→ What you should do
From the passage on Afghanistan's human rights record below, please return the text between "In September, President" and "undermined those efforts.", inclusive, copied word for word.

→ Provided passage
──────
(Kabul) – Afghanistan’s new national unity government failed to make significant gains in achieving human rights reforms in 2015, Human Rights Watch said today in its World Report 2016. Little progress was made in reining in abusive militias, reducing corruption, promoting women’s rights, and reforming the courts.
In the 659-page World Report 2016, its 26th edition, Human Rights Watch reviews human rights practices in more than 90 countries. In his introductory essay, Executive Director Kenneth Roth writes that the spread of terrorist attacks beyond the Middle East and the huge flows of refugees spawned by repression and conflict led many governments to curtail rights in misguided efforts to protect their security. At the same time, authoritarian governments throughout the world, fearful of peaceful dissent that is often magnified by social media, embarked on the most intense crackdown on independent groups in recent times.
“Afghanistan’s national unity government squandered important opportunities to tackle serious human rights problems,” said Patricia Gossman, senior Afghanistan researcher. “As reforms have slipped, so have essential human rights protections for detainees, women, and the media. Donors will need to work more closely with the Afghan government to ensure that the fragile gains of the past 14 years aren’t lost.”
During the past year, the government struggled to overcome internal divisions and conflicts with local strongmen and power brokers, while infighting among government institutions jeopardized the broader reform agenda. Abuses by government security forces and advances by the Taliban further undermined public confidence in the government.
As fighting between the Taliban and Afghan government forces escalated in 2015, the government took steps that jeopardized fundamental rights protections, notably by expanding the Afghan Local Police, a militia with a record of rape, extortion, and unlawful killings.
In September, President Ashraf Ghani issued a decree providing for indefinite preventive detention, reversing a long-standing rejection of the abusive practice, which puts detainees at increased risk of torture. The government also announced some measures to reduce civilian casualties during military operations and disarm abusive militias, but the failure to hold security force personnel accountable for violations undermined those efforts.
With the Taliban appearing fractured, splinter groups and other insurgents increasingly carried out indiscriminate attacks against civilians. These included armed groups affiliating themselves with the Islamic State (also known as ISIS), which were responsible for kidnappings and attacks that killed several hundred civilians.
The Taliban seized a number of district centers and threatened provincial capitals, including Kunduz, which it captured and held for nearly two weeks in September and October before Afghan National Security Forces (ANSF), with United States air and ground support, regained control. During that time, nearly 300 civilians were killed, many as a result of indiscriminate fire by both sides. Taliban forces also threatened women’s rights activists and deliberately killed some civilians they accused of working for the government. Afghan government forces reportedly killed a number of Taliban detainees.
──────
→ Items from a data source
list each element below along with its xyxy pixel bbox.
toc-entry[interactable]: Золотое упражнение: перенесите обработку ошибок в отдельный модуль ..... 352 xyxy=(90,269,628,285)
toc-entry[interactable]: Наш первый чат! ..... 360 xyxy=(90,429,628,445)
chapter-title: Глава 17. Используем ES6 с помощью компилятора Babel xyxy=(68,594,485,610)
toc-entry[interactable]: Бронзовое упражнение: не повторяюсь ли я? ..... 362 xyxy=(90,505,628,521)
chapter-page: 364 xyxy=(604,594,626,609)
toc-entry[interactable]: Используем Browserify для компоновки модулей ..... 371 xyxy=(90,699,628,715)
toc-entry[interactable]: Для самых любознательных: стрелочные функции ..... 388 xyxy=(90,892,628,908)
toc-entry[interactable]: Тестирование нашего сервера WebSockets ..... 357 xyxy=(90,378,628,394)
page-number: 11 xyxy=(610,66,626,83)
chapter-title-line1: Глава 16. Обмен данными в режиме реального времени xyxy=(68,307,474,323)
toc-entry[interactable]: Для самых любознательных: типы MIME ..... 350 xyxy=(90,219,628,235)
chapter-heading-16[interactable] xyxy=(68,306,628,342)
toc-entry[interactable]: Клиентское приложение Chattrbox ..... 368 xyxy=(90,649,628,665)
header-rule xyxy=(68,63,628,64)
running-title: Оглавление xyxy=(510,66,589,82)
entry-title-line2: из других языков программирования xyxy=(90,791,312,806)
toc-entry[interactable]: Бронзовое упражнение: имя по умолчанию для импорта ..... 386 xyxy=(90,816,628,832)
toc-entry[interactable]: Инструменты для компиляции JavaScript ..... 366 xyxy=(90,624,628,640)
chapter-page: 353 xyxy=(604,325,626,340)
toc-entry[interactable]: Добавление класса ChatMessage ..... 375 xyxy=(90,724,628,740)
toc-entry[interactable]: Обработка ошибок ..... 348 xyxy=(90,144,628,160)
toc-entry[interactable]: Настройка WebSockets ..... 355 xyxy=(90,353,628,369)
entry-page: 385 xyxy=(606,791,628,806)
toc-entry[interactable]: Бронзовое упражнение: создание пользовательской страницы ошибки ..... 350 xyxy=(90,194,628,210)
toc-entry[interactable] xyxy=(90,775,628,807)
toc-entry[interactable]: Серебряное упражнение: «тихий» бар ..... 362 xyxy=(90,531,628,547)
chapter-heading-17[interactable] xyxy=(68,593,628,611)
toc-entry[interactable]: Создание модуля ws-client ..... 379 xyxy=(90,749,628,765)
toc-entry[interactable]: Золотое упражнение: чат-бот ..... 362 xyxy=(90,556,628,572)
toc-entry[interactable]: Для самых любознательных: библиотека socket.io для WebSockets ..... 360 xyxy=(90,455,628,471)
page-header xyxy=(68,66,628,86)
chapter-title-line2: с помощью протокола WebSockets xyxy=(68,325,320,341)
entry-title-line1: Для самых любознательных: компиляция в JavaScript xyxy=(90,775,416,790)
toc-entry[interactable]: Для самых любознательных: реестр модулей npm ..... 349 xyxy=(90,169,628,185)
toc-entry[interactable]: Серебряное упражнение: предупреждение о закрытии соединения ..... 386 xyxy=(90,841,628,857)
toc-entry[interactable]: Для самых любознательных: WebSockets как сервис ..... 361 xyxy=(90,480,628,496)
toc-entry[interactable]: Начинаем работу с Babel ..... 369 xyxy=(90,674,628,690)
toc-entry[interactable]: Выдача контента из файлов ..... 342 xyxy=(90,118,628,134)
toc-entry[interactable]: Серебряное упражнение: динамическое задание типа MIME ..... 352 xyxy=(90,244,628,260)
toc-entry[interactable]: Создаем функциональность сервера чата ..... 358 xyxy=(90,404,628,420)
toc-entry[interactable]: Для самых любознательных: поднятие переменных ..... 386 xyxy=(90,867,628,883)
──────
→ Result
In September, President Ashraf Ghani issued a decree providing for indefinite preventive detention, reversing a long-standing rejection of the abusive practice, which puts detainees at increased risk of torture. The government also announced some measures to reduce civilian casualties during military operations and disarm abusive militias, but the failure to hold security force personnel accountable for violations undermined those efforts.